The exercise. Lines that hold the word "โดยว" should be located and copied.

Available data.
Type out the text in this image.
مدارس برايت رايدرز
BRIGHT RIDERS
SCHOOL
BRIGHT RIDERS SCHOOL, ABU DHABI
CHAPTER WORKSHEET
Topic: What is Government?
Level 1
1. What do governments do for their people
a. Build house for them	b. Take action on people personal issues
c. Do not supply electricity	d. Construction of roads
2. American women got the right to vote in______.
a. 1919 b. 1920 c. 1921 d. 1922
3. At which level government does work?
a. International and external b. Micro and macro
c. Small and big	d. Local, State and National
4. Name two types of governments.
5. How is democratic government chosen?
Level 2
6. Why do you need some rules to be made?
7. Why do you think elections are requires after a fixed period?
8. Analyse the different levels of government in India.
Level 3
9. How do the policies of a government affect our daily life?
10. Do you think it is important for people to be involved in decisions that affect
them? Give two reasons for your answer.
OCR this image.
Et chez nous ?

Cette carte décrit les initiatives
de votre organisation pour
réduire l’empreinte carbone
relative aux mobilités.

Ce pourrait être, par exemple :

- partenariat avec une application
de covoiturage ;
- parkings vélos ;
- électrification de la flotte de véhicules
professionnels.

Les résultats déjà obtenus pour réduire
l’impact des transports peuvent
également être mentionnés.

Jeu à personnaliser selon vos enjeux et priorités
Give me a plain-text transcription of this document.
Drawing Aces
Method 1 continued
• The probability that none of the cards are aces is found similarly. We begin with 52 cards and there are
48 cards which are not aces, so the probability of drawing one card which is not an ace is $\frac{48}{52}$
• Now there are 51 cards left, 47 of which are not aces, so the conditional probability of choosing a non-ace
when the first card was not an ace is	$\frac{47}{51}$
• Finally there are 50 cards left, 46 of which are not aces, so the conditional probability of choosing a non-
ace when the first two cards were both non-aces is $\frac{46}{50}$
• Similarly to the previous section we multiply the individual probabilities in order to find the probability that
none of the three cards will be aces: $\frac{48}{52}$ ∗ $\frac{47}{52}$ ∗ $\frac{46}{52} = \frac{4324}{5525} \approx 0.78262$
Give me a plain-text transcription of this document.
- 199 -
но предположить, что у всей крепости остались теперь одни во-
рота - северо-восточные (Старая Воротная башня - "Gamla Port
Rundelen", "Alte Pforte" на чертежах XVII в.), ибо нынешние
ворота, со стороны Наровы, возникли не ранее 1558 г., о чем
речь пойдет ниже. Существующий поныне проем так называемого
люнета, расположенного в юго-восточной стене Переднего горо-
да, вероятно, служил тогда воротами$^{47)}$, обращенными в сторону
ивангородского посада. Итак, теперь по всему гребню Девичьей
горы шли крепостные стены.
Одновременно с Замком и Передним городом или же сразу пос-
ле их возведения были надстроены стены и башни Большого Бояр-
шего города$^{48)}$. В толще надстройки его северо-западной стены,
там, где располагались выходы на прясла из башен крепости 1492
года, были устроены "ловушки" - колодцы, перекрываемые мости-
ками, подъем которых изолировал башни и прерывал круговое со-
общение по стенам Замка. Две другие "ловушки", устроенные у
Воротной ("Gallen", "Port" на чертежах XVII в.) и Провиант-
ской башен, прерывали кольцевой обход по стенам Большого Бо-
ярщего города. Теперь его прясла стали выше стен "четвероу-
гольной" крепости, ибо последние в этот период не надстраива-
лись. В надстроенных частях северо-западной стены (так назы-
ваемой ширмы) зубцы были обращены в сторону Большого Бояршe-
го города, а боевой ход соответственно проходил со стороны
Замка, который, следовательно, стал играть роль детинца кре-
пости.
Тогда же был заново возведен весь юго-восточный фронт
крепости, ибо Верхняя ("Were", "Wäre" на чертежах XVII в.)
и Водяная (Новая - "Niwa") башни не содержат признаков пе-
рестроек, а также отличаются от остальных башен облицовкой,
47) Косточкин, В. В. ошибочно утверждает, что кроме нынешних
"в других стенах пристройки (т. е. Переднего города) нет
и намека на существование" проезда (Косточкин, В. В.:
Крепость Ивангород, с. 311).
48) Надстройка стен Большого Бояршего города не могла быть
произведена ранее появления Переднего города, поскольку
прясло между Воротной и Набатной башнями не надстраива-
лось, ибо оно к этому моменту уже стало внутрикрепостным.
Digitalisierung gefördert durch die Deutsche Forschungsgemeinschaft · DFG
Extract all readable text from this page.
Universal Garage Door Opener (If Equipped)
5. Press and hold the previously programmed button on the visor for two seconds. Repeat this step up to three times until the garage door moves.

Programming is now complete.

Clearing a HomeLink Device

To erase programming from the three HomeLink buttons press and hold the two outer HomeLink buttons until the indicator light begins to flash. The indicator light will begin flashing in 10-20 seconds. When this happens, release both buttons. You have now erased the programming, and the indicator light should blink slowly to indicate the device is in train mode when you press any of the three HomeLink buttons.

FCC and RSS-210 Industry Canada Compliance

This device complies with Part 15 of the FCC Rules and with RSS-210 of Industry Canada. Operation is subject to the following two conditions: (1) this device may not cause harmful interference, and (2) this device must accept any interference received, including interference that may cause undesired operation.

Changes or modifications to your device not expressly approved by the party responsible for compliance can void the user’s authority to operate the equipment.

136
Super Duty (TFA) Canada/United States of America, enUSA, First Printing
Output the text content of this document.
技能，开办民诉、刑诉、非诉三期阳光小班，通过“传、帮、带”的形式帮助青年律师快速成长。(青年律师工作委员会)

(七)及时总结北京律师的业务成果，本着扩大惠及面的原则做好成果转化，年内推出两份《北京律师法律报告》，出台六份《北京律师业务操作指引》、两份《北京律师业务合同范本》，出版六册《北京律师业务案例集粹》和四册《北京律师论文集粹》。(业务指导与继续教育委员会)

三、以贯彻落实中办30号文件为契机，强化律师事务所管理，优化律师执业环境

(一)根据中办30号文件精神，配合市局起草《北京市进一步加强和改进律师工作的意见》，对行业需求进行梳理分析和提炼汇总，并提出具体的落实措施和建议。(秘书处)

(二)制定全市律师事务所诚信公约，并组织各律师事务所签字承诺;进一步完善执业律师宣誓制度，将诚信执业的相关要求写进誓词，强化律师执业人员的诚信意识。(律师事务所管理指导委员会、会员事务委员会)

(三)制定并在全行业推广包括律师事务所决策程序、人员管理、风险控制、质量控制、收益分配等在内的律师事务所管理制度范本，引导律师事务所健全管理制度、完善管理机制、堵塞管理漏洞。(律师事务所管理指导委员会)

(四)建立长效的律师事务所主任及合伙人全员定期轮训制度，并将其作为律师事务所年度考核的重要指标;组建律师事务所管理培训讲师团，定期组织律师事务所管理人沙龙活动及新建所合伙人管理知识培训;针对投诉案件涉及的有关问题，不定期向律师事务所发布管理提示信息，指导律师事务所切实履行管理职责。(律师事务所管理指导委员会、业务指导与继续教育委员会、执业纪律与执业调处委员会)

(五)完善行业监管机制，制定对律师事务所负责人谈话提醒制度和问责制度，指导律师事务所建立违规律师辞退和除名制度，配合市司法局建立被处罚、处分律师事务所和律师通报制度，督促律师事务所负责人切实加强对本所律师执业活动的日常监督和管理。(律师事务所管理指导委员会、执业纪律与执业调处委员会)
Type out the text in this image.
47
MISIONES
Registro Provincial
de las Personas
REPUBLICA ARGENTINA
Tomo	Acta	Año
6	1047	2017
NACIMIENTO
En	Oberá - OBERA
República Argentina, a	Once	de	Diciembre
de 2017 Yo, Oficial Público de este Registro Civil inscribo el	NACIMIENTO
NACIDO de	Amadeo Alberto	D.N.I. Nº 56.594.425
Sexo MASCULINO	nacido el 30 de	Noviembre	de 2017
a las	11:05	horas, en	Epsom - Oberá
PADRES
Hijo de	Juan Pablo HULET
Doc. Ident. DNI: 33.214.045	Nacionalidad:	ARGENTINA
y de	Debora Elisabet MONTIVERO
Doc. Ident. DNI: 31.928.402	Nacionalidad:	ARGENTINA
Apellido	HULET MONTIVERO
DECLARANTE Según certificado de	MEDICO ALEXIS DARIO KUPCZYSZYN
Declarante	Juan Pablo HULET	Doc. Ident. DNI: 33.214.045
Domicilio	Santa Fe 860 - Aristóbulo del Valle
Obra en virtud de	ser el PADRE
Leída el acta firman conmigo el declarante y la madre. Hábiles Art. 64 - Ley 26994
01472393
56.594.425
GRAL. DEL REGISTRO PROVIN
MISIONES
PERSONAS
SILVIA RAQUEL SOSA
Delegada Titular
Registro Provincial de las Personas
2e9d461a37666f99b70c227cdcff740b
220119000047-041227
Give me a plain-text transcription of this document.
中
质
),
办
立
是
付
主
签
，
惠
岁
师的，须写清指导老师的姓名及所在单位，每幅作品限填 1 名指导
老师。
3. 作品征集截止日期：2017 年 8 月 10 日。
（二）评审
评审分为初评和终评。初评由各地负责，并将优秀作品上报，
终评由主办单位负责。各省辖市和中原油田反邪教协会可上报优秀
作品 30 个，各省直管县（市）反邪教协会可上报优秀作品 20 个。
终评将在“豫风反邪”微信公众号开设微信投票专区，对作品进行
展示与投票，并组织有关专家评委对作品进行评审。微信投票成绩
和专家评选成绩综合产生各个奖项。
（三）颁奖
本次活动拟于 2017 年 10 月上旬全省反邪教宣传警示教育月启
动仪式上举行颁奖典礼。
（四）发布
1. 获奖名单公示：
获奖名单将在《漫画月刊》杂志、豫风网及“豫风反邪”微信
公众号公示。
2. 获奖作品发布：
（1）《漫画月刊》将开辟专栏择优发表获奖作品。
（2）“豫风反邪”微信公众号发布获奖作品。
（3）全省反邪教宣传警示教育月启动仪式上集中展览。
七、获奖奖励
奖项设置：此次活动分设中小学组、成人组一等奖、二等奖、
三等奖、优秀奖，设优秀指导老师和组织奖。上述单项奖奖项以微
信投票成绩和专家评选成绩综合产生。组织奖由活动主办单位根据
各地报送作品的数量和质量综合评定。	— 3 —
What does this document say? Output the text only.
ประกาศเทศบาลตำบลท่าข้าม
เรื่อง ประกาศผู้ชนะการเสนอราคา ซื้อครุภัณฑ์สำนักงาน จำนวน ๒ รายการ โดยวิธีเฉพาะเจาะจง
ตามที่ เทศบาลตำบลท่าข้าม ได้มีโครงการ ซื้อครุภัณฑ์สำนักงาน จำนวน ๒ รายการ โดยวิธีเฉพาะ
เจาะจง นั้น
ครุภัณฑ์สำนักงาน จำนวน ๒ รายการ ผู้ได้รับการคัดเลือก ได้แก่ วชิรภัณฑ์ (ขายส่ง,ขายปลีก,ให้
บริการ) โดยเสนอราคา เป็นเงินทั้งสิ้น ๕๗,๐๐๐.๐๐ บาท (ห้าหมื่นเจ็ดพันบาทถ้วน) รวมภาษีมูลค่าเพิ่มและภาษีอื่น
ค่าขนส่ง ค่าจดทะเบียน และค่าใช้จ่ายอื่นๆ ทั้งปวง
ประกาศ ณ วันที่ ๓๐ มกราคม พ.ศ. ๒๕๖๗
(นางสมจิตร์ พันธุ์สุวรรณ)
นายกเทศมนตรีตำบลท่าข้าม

Completed task.
เรื่อง ประกาศผู้ชนะการเสนอราคา ซื้อครุภัณฑ์สำนักงาน จำนวน ๒ รายการ โดยวิธีเฉพาะเจาะจง
ตามที่ เทศบาลตำบลท่าข้าม ได้มีโครงการ ซื้อครุภัณฑ์สำนักงาน จำนวน ๒ รายการ โดยวิธีเฉพาะ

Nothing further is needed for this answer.